Turn the items below, from the first line up to and including the line with "edit-button[interactable]: [297, 691, 319, 713]", into a numbered list, leaving out any blank lines.

*-*-*

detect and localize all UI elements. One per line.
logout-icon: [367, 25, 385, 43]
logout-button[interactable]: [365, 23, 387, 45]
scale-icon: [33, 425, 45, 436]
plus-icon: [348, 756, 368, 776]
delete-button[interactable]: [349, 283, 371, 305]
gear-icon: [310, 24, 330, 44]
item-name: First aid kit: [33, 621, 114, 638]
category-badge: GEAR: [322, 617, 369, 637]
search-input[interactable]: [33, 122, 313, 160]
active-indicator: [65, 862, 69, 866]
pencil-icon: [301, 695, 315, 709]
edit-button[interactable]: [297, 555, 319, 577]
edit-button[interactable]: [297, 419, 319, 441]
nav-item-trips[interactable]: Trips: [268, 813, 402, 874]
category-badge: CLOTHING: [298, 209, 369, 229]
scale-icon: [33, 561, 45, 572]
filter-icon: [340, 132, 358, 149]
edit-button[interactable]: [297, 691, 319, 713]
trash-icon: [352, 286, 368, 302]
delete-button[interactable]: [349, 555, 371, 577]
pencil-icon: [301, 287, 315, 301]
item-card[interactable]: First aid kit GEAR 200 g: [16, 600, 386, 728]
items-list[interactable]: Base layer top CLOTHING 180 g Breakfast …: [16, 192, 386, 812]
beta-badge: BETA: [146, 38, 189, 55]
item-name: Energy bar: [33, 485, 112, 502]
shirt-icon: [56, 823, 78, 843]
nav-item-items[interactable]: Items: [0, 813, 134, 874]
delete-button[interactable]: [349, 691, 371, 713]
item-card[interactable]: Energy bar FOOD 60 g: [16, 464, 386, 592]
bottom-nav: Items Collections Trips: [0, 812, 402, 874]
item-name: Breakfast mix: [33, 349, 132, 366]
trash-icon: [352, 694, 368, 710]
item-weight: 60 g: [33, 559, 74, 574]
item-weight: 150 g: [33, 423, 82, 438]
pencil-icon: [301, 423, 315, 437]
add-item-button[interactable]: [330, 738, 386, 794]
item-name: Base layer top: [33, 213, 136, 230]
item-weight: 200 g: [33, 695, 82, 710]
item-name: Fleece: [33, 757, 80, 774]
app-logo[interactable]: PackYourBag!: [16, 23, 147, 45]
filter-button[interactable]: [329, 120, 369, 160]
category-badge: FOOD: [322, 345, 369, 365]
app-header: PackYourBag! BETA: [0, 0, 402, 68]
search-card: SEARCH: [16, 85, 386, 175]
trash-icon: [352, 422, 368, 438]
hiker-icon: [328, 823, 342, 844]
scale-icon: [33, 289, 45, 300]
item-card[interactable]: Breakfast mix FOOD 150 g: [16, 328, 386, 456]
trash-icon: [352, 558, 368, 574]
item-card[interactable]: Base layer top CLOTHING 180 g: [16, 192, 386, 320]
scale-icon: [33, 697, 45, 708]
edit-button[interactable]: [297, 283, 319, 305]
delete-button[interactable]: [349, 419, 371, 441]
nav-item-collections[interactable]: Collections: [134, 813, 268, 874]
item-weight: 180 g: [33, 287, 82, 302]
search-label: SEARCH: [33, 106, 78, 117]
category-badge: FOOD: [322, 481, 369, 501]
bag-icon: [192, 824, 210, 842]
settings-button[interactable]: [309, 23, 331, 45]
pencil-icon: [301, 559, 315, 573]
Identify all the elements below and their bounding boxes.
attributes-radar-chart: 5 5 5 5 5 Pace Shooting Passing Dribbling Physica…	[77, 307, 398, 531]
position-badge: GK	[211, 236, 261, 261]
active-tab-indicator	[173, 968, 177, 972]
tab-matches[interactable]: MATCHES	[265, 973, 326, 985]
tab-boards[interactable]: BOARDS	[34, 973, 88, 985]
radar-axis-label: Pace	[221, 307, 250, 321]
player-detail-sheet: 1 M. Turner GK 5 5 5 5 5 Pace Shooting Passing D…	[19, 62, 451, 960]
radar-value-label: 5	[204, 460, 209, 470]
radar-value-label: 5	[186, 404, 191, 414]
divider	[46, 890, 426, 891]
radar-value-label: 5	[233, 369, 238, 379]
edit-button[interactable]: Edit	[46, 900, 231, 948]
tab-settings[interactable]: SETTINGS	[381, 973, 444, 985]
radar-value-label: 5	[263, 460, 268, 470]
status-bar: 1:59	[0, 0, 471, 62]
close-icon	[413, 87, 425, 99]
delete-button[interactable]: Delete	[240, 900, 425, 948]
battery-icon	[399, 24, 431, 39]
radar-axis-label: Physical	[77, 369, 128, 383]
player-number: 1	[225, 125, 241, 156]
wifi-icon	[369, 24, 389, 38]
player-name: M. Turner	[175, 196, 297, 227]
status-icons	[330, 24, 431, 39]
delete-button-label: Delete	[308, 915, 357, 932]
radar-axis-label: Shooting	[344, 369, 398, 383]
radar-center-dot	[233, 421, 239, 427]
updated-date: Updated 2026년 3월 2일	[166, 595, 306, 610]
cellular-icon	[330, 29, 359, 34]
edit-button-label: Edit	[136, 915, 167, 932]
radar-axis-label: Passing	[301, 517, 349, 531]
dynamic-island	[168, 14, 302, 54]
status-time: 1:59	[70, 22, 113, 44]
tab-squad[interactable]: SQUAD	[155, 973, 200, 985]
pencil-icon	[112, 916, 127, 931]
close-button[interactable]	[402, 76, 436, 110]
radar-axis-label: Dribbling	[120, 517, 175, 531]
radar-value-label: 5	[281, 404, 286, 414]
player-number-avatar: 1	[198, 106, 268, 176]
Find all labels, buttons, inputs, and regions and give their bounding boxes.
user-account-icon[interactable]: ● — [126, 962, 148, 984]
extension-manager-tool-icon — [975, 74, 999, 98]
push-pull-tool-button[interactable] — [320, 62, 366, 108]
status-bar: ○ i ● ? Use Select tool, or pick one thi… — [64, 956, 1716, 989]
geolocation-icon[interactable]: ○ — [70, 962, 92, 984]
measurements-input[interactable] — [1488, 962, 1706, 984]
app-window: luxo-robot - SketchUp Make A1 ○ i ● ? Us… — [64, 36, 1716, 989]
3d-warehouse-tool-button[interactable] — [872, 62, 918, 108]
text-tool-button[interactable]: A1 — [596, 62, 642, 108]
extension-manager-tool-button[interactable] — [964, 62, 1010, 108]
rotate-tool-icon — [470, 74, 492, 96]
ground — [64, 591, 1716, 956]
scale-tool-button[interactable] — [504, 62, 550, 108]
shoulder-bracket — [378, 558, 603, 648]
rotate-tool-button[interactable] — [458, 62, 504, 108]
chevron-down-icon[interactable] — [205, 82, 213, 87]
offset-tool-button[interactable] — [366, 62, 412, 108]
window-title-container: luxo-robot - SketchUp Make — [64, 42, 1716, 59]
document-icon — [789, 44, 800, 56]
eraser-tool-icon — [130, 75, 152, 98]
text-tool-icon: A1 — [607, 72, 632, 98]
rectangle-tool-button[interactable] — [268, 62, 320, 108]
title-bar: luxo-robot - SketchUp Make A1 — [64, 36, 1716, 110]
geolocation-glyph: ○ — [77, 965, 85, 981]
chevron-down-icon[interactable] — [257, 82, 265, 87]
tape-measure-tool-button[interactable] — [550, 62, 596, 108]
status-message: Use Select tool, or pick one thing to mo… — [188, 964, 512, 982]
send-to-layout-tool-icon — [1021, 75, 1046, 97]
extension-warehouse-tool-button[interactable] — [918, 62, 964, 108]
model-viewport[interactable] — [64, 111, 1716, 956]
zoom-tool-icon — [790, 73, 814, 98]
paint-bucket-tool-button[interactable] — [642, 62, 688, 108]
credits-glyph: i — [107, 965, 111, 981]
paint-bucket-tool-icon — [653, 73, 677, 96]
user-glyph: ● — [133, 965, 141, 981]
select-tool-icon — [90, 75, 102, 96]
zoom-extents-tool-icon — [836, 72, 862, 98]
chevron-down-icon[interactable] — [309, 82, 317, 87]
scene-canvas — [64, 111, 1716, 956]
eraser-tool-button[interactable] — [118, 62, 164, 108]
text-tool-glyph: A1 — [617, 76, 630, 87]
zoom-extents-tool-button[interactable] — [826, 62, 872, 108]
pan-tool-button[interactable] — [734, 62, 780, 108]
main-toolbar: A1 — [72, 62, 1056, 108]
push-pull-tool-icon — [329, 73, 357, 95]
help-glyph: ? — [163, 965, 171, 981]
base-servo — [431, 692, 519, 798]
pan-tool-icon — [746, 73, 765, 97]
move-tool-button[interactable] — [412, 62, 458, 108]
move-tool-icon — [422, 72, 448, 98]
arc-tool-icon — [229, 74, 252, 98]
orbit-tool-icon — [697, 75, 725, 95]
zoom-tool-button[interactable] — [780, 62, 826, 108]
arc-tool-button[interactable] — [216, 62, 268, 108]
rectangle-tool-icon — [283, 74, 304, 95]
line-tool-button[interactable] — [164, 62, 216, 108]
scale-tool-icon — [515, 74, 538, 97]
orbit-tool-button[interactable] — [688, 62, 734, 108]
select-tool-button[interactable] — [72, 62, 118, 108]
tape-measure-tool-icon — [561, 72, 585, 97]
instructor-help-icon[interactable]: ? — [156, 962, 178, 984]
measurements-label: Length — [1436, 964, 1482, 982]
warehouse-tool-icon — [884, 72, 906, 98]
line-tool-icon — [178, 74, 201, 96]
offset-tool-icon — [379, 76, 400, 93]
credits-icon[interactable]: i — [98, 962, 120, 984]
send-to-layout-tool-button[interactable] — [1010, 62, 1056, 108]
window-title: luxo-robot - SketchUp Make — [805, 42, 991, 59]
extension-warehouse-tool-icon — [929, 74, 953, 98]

*-*-*

## FULL RESPONSE:
1. detect and localize all UI elements. One per line.
2. logout-icon: [367, 25, 385, 43]
3. logout-button[interactable]: [365, 23, 387, 45]
4. scale-icon: [33, 425, 45, 436]
5. plus-icon: [348, 756, 368, 776]
6. delete-button[interactable]: [349, 283, 371, 305]
7. gear-icon: [310, 24, 330, 44]
8. item-name: First aid kit: [33, 621, 114, 638]
9. category-badge: GEAR: [322, 617, 369, 637]
10. search-input[interactable]: [33, 122, 313, 160]
11. active-indicator: [65, 862, 69, 866]
12. pencil-icon: [301, 695, 315, 709]
13. edit-button[interactable]: [297, 555, 319, 577]
14. edit-button[interactable]: [297, 419, 319, 441]
15. nav-item-trips[interactable]: Trips: [268, 813, 402, 874]
16. category-badge: CLOTHING: [298, 209, 369, 229]
17. scale-icon: [33, 561, 45, 572]
18. filter-icon: [340, 132, 358, 149]
19. edit-button[interactable]: [297, 691, 319, 713]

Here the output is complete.